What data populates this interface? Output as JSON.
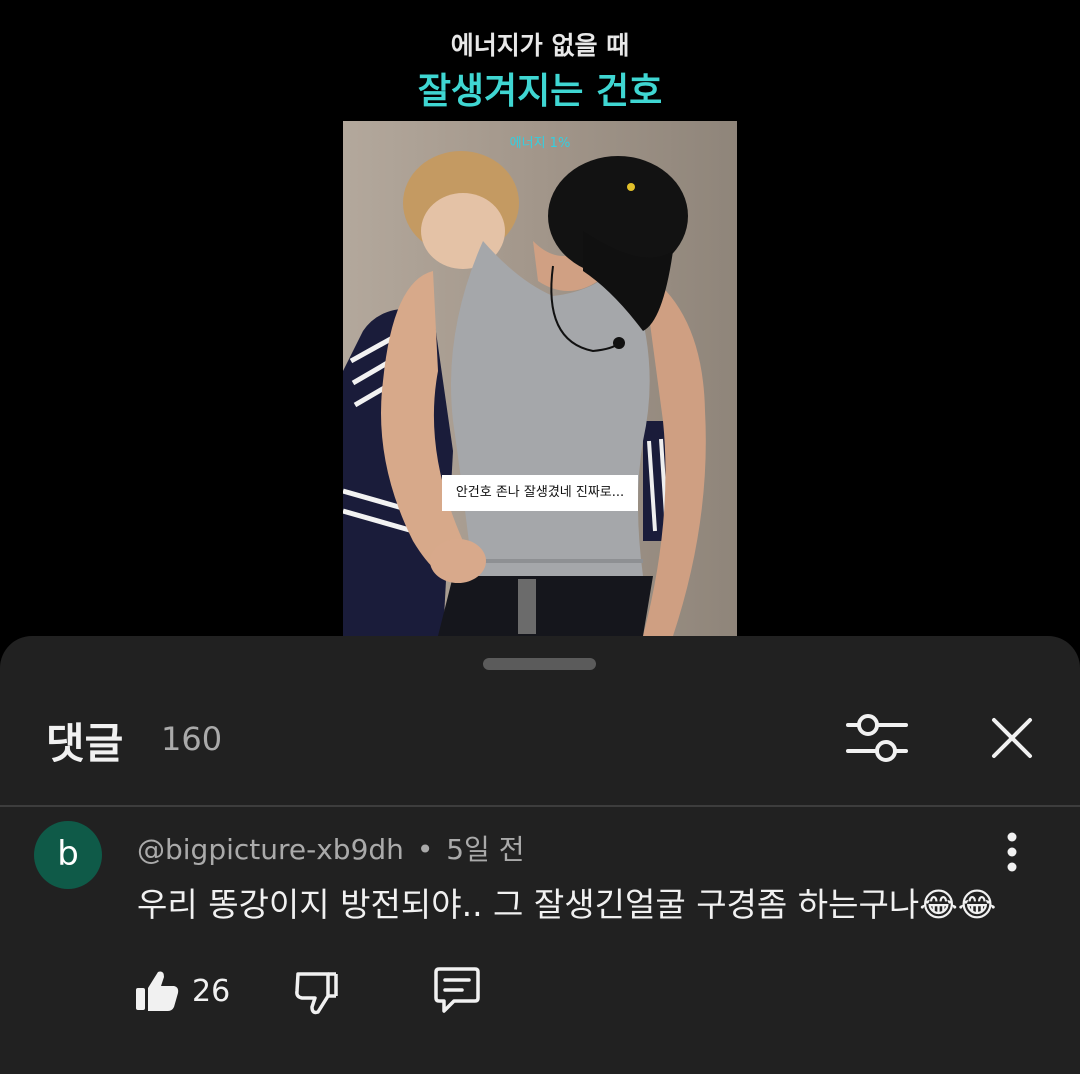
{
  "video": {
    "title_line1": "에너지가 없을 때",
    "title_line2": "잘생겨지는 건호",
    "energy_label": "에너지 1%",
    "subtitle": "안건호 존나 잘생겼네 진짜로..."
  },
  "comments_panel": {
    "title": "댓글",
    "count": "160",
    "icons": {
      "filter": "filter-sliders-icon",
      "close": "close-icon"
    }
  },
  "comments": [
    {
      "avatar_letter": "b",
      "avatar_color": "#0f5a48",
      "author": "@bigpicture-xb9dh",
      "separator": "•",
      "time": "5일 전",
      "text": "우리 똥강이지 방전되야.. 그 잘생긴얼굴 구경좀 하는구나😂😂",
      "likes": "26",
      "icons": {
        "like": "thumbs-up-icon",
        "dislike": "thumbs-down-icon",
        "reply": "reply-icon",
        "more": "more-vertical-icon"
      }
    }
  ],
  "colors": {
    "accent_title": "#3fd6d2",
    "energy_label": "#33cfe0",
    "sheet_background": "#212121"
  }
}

**WRITTEN EXERCISE**.
Return the material word for word. Pictures are not part of the copy.

**ANSWER TO THIS TASK**.
What data populates this interface? Output as JSON.
{
  "video": {
    "title_line1": "에너지가 없을 때",
    "title_line2": "잘생겨지는 건호",
    "energy_label": "에너지 1%",
    "subtitle": "안건호 존나 잘생겼네 진짜로..."
  },
  "comments_panel": {
    "title": "댓글",
    "count": "160",
    "icons": {
      "filter": "filter-sliders-icon",
      "close": "close-icon"
    }
  },
  "comments": [
    {
      "avatar_letter": "b",
      "avatar_color": "#0f5a48",
      "author": "@bigpicture-xb9dh",
      "separator": "•",
      "time": "5일 전",
      "text": "우리 똥강이지 방전되야.. 그 잘생긴얼굴 구경좀 하는구나😂😂",
      "likes": "26",
      "icons": {
        "like": "thumbs-up-icon",
        "dislike": "thumbs-down-icon",
        "reply": "reply-icon",
        "more": "more-vertical-icon"
      }
    }
  ],
  "colors": {
    "accent_title": "#3fd6d2",
    "energy_label": "#33cfe0",
    "sheet_background": "#212121"
  }
}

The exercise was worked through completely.